▶ _WHAT NEEDS TO BE DONE_:
Sort through the data and copy the lines holding the word "other".

▶ _Collection entries_:
(begin)

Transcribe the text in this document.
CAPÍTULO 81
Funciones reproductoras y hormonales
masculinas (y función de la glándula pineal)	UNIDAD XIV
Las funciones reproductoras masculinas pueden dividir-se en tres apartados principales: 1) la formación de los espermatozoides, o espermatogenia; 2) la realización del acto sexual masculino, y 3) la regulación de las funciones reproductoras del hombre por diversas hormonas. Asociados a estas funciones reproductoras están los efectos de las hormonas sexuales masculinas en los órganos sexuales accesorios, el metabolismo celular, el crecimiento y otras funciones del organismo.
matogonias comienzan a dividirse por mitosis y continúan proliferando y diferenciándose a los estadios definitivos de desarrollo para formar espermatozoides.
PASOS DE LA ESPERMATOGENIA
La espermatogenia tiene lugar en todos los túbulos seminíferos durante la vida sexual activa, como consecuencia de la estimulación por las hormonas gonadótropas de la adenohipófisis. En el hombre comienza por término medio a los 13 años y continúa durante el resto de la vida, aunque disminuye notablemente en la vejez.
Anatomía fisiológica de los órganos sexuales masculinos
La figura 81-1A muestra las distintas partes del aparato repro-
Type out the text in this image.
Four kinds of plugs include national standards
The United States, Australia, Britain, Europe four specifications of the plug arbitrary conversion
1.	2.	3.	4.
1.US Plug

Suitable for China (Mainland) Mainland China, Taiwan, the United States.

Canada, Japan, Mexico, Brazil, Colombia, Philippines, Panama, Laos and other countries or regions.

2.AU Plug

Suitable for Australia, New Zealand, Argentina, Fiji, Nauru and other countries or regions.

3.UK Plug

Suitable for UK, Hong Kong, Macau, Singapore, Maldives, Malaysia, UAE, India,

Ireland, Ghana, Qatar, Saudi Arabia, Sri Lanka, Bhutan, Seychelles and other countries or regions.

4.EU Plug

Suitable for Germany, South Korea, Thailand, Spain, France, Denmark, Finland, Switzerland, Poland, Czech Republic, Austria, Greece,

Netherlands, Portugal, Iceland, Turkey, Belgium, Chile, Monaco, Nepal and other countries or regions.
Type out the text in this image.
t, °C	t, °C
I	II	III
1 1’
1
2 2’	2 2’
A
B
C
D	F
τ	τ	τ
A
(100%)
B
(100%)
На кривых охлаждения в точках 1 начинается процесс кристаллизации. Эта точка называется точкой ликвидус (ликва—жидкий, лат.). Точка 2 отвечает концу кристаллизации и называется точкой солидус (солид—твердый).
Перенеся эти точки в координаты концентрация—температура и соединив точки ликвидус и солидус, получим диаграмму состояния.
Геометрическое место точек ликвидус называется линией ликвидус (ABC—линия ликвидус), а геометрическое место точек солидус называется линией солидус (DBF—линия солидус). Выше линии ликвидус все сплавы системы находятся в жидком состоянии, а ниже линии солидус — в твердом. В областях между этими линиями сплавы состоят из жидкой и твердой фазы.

(end)

▶ _RESULT OF THIS EXERCISE_:
Canada, Japan, Mexico, Brazil, Colombia, Philippines, Panama, Laos and other countries or regions.
Suitable for Australia, New Zealand, Argentina, Fiji, Nauru and other countries or regions.
Ireland, Ghana, Qatar, Saudi Arabia, Sri Lanka, Bhutan, Seychelles and other countries or regions.
Netherlands, Portugal, Iceland, Turkey, Belgium, Chile, Monaco, Nepal and other countries or regions.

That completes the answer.